# [OBJECTIVE]
Search the material and gather each line with "rate" in it.

----

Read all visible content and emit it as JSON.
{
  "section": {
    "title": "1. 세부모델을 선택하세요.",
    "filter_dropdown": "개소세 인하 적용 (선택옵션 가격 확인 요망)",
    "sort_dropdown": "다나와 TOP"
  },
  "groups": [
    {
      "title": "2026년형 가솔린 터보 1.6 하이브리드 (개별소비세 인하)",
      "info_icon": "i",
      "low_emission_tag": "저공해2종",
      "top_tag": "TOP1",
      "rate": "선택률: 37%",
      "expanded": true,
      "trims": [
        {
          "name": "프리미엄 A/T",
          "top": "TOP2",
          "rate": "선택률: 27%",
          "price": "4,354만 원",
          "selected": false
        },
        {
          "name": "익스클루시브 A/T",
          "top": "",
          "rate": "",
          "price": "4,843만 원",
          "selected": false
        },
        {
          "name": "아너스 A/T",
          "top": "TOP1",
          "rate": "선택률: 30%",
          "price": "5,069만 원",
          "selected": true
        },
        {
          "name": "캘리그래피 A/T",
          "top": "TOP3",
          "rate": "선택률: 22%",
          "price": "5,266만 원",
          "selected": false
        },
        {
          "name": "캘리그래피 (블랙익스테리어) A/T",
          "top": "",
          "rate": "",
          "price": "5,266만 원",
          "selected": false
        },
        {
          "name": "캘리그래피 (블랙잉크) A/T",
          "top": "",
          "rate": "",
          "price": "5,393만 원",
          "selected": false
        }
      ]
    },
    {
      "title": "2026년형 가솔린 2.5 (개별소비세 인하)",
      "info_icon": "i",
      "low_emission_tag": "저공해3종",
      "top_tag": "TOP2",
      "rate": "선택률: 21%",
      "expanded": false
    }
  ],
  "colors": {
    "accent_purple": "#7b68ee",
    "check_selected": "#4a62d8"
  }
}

----

# [CORRECT RESPONSE]
      "rate": "선택률: 37%",
          "rate": "선택률: 27%",
          "rate": "",
          "rate": "선택률: 30%",
          "rate": "선택률: 22%",
          "rate": "",
          "rate": "",
      "rate": "선택률: 21%",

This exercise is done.